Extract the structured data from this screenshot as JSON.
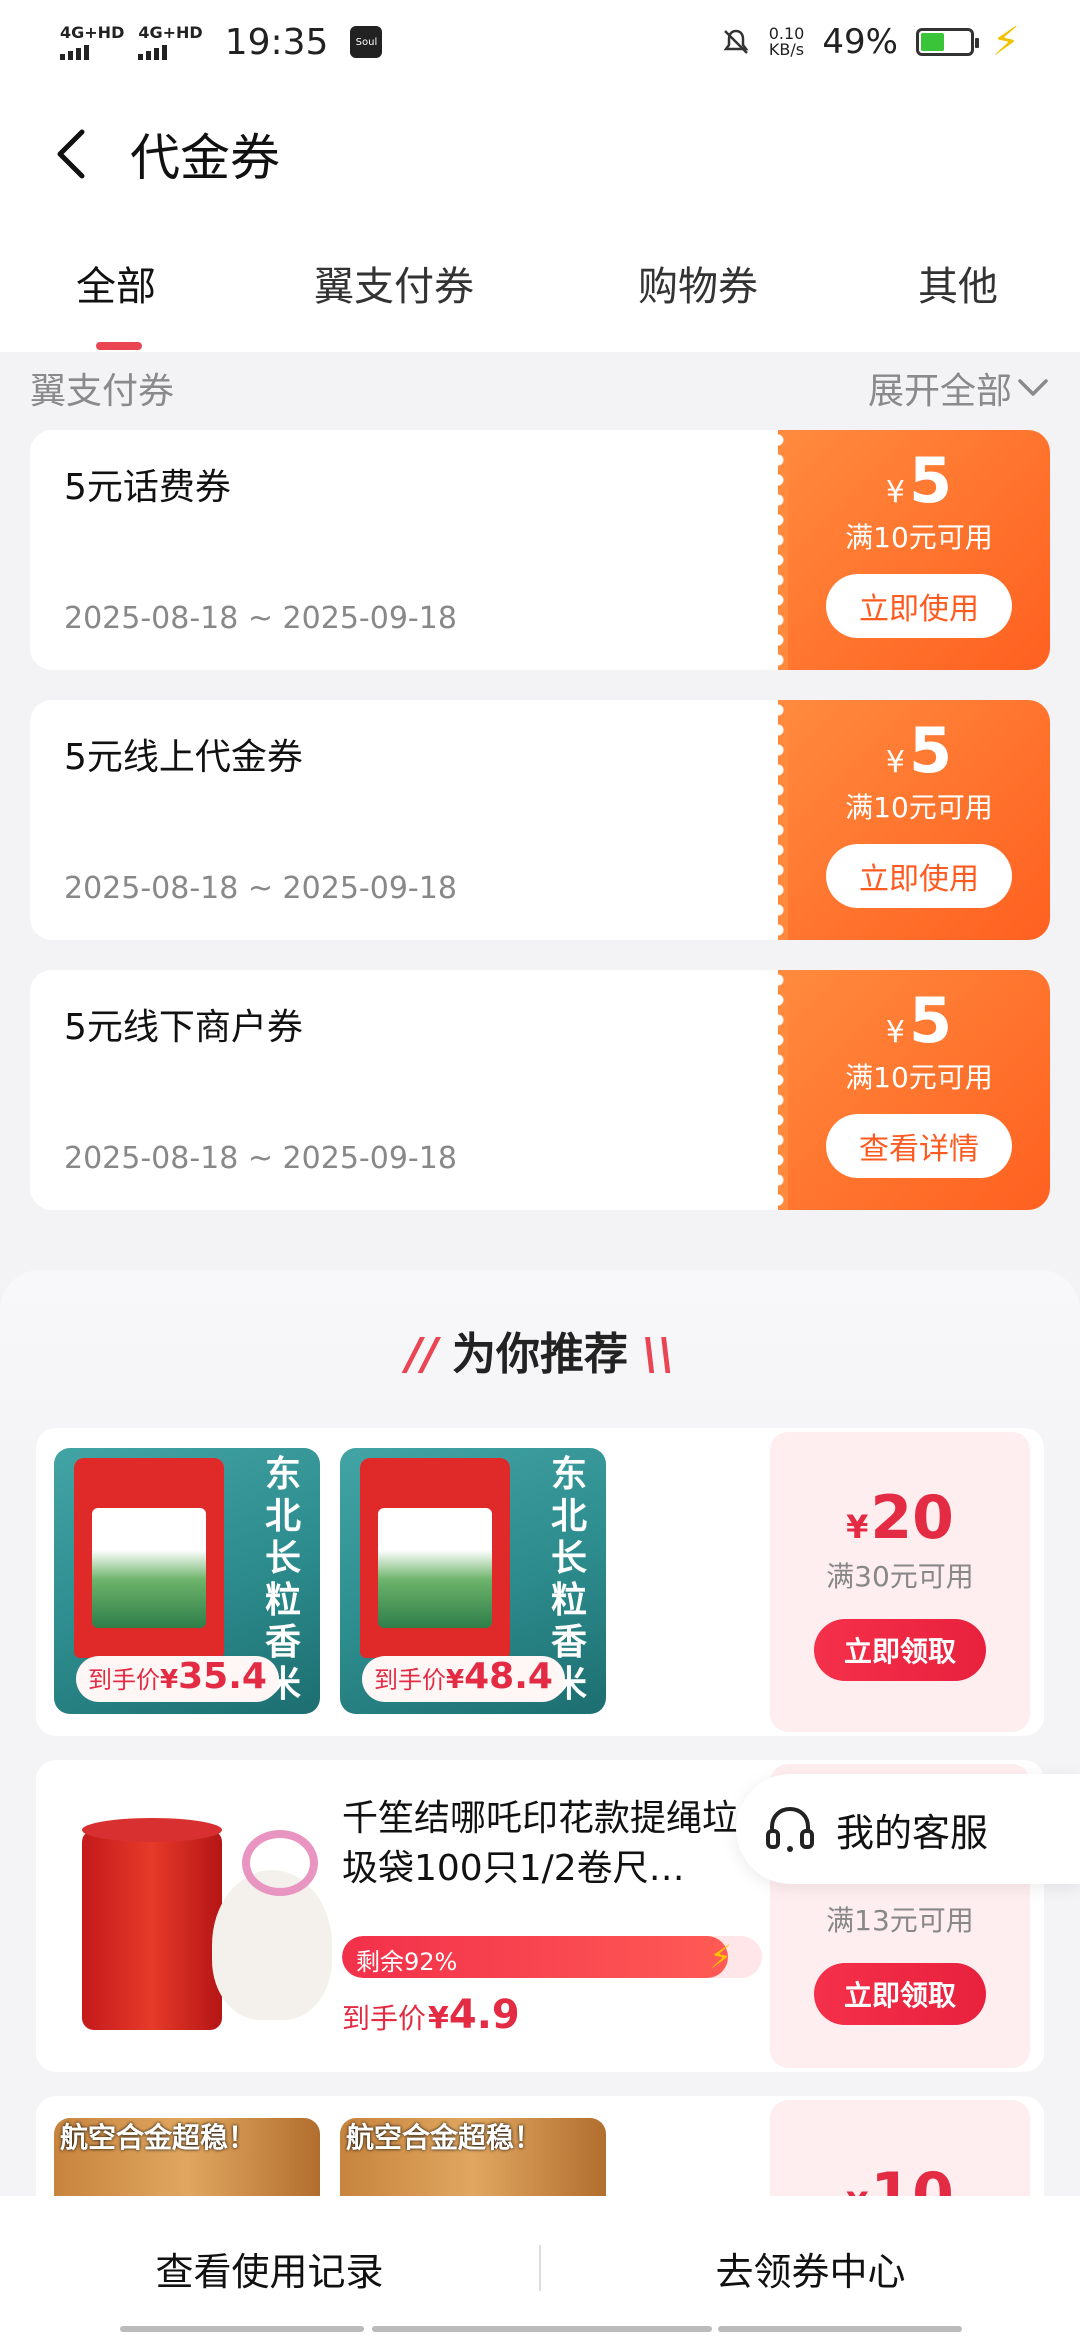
{
  "status_bar": {
    "sim1": "4G+HD",
    "sim2": "4G+HD",
    "time": "19:35",
    "app_icon": "Soul",
    "speed_value": "0.10",
    "speed_unit": "KB/s",
    "battery": "49%",
    "battery_level": 0.49
  },
  "header": {
    "title": "代金券"
  },
  "tabs": [
    {
      "label": "全部",
      "active": true
    },
    {
      "label": "翼支付券",
      "active": false
    },
    {
      "label": "购物券",
      "active": false
    },
    {
      "label": "其他",
      "active": false
    }
  ],
  "section": {
    "title": "翼支付券",
    "expand_label": "展开全部"
  },
  "coupons": [
    {
      "name": "5元话费券",
      "date": "2025-08-18 ~ 2025-09-18",
      "currency": "¥",
      "amount": "5",
      "condition": "满10元可用",
      "button": "立即使用"
    },
    {
      "name": "5元线上代金券",
      "date": "2025-08-18 ~ 2025-09-18",
      "currency": "¥",
      "amount": "5",
      "condition": "满10元可用",
      "button": "立即使用"
    },
    {
      "name": "5元线下商户券",
      "date": "2025-08-18 ~ 2025-09-18",
      "currency": "¥",
      "amount": "5",
      "condition": "满10元可用",
      "button": "查看详情"
    }
  ],
  "recommend": {
    "title": "为你推荐",
    "cards": [
      {
        "products": [
          {
            "image_text": "东北长粒香米",
            "price_label": "到手价",
            "currency": "¥",
            "price": "35.4"
          },
          {
            "image_text": "东北长粒香米",
            "price_label": "到手价",
            "currency": "¥",
            "price": "48.4"
          }
        ],
        "coupon_currency": "¥",
        "coupon_amount": "20",
        "coupon_condition": "满30元可用",
        "button": "立即领取"
      },
      {
        "product_name": "千笙结哪吒印花款提绳垃圾袋100只1/2卷尺…",
        "remaining": "剩余92%",
        "remaining_fraction": 0.92,
        "price_label": "到手价",
        "currency": "¥",
        "price": "4.9",
        "coupon_condition": "满13元可用",
        "button": "立即领取"
      },
      {
        "products": [
          {
            "image_text": "航空合金超稳！"
          },
          {
            "image_text": "航空合金超稳！"
          }
        ],
        "coupon_currency": "¥",
        "coupon_amount": "10"
      }
    ]
  },
  "customer_service": {
    "label": "我的客服"
  },
  "bottom_bar": {
    "left": "查看使用记录",
    "right": "去领券中心"
  },
  "colors": {
    "accent": "#e94553",
    "coupon_orange": "#ff6a2a",
    "price_red": "#e32c44"
  }
}
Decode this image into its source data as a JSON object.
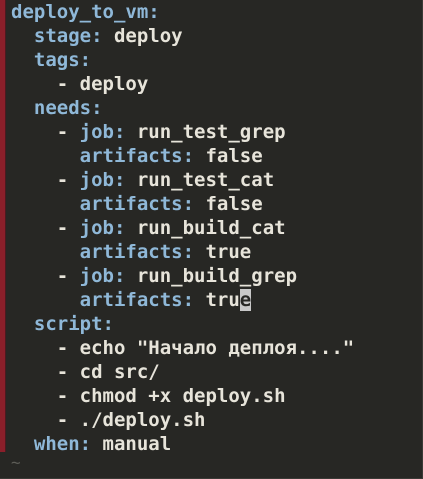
{
  "lines": [
    {
      "indent": "",
      "dash": "",
      "key": "deploy_to_vm:",
      "value": ""
    },
    {
      "indent": "  ",
      "dash": "",
      "key": "stage:",
      "value": " deploy"
    },
    {
      "indent": "  ",
      "dash": "",
      "key": "tags:",
      "value": ""
    },
    {
      "indent": "    ",
      "dash": "- ",
      "key": "",
      "value": "deploy"
    },
    {
      "indent": "  ",
      "dash": "",
      "key": "needs:",
      "value": ""
    },
    {
      "indent": "    ",
      "dash": "- ",
      "key": "job:",
      "value": " run_test_grep"
    },
    {
      "indent": "      ",
      "dash": "",
      "key": "artifacts:",
      "value": " false"
    },
    {
      "indent": "    ",
      "dash": "- ",
      "key": "job:",
      "value": " run_test_cat"
    },
    {
      "indent": "      ",
      "dash": "",
      "key": "artifacts:",
      "value": " false"
    },
    {
      "indent": "    ",
      "dash": "- ",
      "key": "job:",
      "value": " run_build_cat"
    },
    {
      "indent": "      ",
      "dash": "",
      "key": "artifacts:",
      "value": " true"
    },
    {
      "indent": "    ",
      "dash": "- ",
      "key": "job:",
      "value": " run_build_grep"
    },
    {
      "indent": "      ",
      "dash": "",
      "key": "artifacts:",
      "value": " tru",
      "cursor": "e"
    },
    {
      "indent": "  ",
      "dash": "",
      "key": "script:",
      "value": ""
    },
    {
      "indent": "    ",
      "dash": "- ",
      "key": "",
      "value": "echo \"Начало деплоя....\""
    },
    {
      "indent": "    ",
      "dash": "- ",
      "key": "",
      "value": "cd src/"
    },
    {
      "indent": "    ",
      "dash": "- ",
      "key": "",
      "value": "chmod +x deploy.sh"
    },
    {
      "indent": "    ",
      "dash": "- ",
      "key": "",
      "value": "./deploy.sh"
    },
    {
      "indent": "  ",
      "dash": "",
      "key": "when:",
      "value": " manual"
    }
  ],
  "empty_line_marker": "~",
  "colors": {
    "background": "#272724",
    "key": "#8fb8d8",
    "text": "#e7e4da",
    "gutter": "#8a1f2a",
    "cursor": "#c8c8c8",
    "tilde": "#5d5d57"
  }
}
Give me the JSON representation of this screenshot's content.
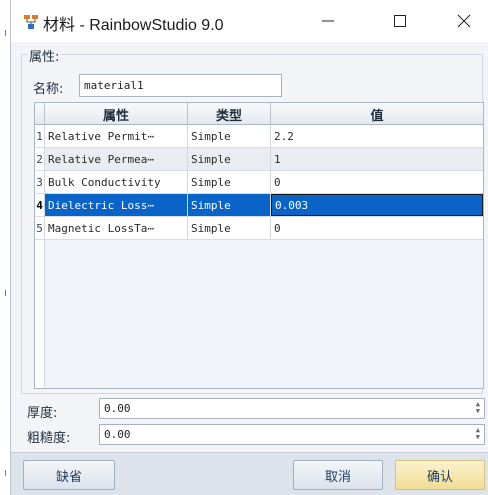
{
  "window": {
    "title": "材料 - RainbowStudio 9.0",
    "icon": "app-network-icon",
    "controls": [
      "minimize-icon",
      "maximize-icon",
      "close-icon"
    ]
  },
  "properties_group": {
    "legend": "属性:"
  },
  "name_field": {
    "label": "名称:",
    "value": "material1"
  },
  "grid": {
    "headers": [
      "属性",
      "类型",
      "值"
    ],
    "rows": [
      {
        "index": "1",
        "property": "Relative Permit⋯",
        "type": "Simple",
        "value": "2.2"
      },
      {
        "index": "2",
        "property": "Relative Permea⋯",
        "type": "Simple",
        "value": "1"
      },
      {
        "index": "3",
        "property": "Bulk Conductivity",
        "type": "Simple",
        "value": "0"
      },
      {
        "index": "4",
        "property": "Dielectric Loss⋯",
        "type": "Simple",
        "value": "0.003"
      },
      {
        "index": "5",
        "property": "Magnetic LossTa⋯",
        "type": "Simple",
        "value": "0"
      }
    ],
    "selected_row": 4,
    "selection_color": "#0a64c8"
  },
  "thickness": {
    "label": "厚度:",
    "value": "0.00"
  },
  "roughness": {
    "label": "粗糙度:",
    "value": "0.00"
  },
  "buttons": {
    "default_label": "缺省",
    "cancel_label": "取消",
    "ok_label": "确认"
  }
}
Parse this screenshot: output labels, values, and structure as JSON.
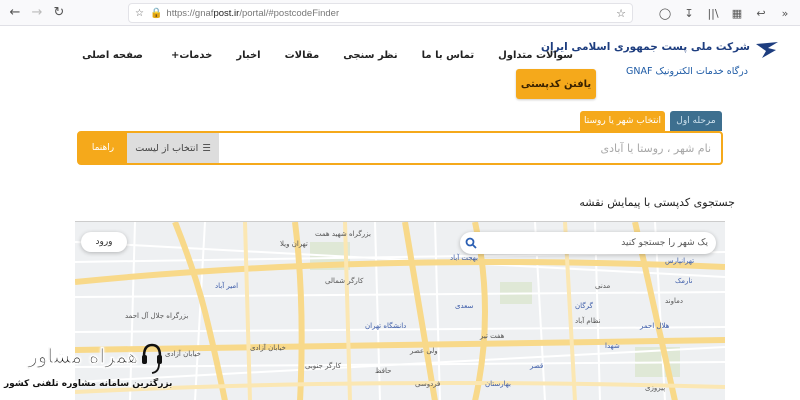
{
  "browser": {
    "url_prefix": "https://gnaf",
    "url_domain": "post.ir",
    "url_suffix": "/portal/#postcodeFinder"
  },
  "header": {
    "org_name": "شرکت ملی پست جمهوری اسلامی ایران",
    "subtitle": "درگاه خدمات الکترونیک GNAF",
    "nav": [
      {
        "label": "صفحه اصلی"
      },
      {
        "label": "خدمات",
        "has_plus": true
      },
      {
        "label": "اخبار"
      },
      {
        "label": "مقالات"
      },
      {
        "label": "نظر سنجی"
      },
      {
        "label": "تماس با ما"
      },
      {
        "label": "سوالات متداول"
      }
    ],
    "find_button": "یافتن کدپستی"
  },
  "search": {
    "step_tab": "مرحله اول",
    "city_tab": "انتخاب شهر یا روستا",
    "placeholder": "نام شهر ، روستا یا آبادی",
    "list_button": "انتخاب از لیست",
    "guide_button": "راهنما"
  },
  "map": {
    "title": "جستجوی کدپستی با پیمایش نقشه",
    "search_placeholder": "یک شهر را جستجو کنید",
    "login_button": "ورود",
    "labels": [
      "تهران ویلا",
      "بزرگراه شهید همت",
      "کارگر شمالی",
      "بزرگراه جلال آل احمد",
      "خیابان آزادی",
      "خیابان آزادی",
      "بهجت آباد",
      "دانشگاه تهران",
      "نظام آباد",
      "پیروزی",
      "ولی عصر",
      "فردوسی",
      "بهارستان",
      "سعدی",
      "دماوند",
      "تهرانپارس",
      "شهدا",
      "نارمک",
      "گرگان",
      "کارگر جنوبی",
      "هفت تیر",
      "مدنی",
      "امیر آباد",
      "قصر",
      "هلال احمر",
      "حافظ"
    ]
  },
  "watermark": {
    "brand": "همراه مشاور",
    "tagline": "بزرگترین سامانه مشاوره تلفنی کشور"
  },
  "colors": {
    "accent": "#f5a91b",
    "step_tab": "#3d6f8f",
    "brand_blue": "#1d3d7f"
  }
}
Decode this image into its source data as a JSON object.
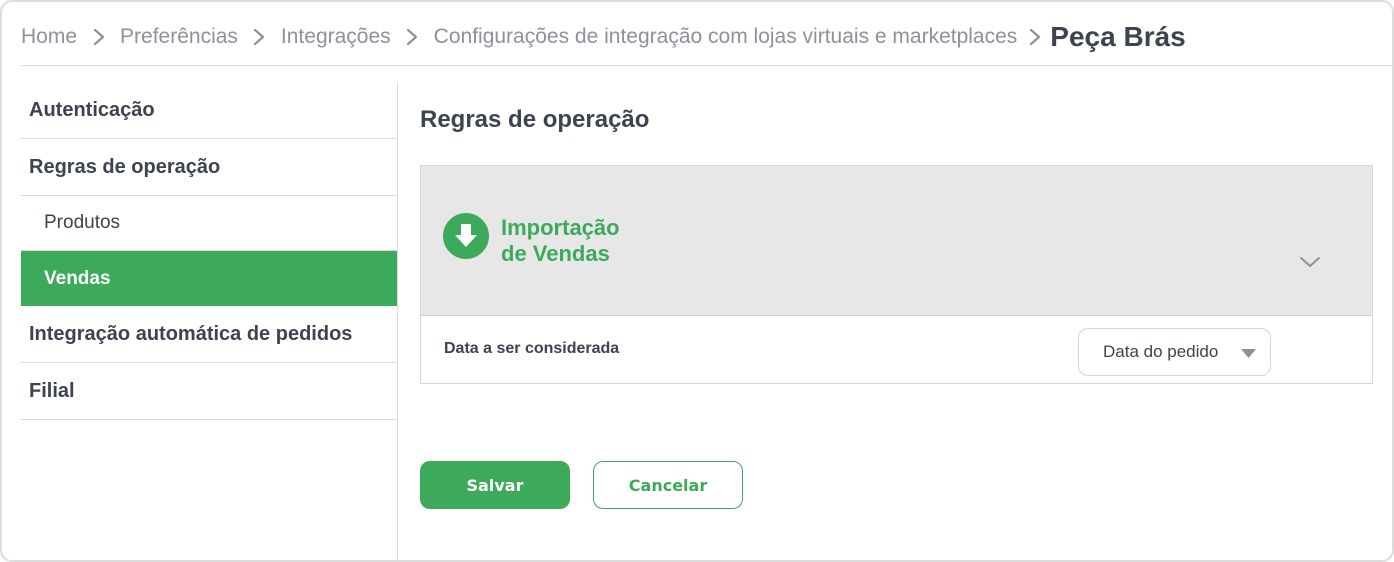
{
  "breadcrumb": {
    "items": [
      "Home",
      "Preferências",
      "Integrações",
      "Configurações de integração com lojas virtuais e marketplaces"
    ],
    "current": "Peça Brás"
  },
  "sidebar": {
    "items": [
      {
        "label": "Autenticação"
      },
      {
        "label": "Regras de operação"
      },
      {
        "label": "Produtos"
      },
      {
        "label": "Vendas"
      },
      {
        "label": "Integração automática de pedidos"
      },
      {
        "label": "Filial"
      }
    ],
    "active": "Vendas"
  },
  "main": {
    "title": "Regras de operação",
    "card": {
      "title_line1": "Importação",
      "title_line2": "de Vendas",
      "icon": "download-circle-icon",
      "row_label": "Data a ser considerada",
      "select_value": "Data do pedido"
    }
  },
  "actions": {
    "save_label": "Salvar",
    "cancel_label": "Cancelar"
  },
  "colors": {
    "accent": "#3daa5b",
    "text": "#3d4350",
    "muted": "#8c919b",
    "header_bg": "#e7e7e7"
  }
}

**Exercise brief**
Pick out the lines that include the word "this" and write them out.

**Full answer**
Extract the structured data from this screenshot as JSON.
Decode this image into its source data as a JSON object.
Give me the JSON representation of this screenshot's content.
Parse this screenshot: output labels, values, and structure as JSON.
Decode this image into its source data as a JSON object.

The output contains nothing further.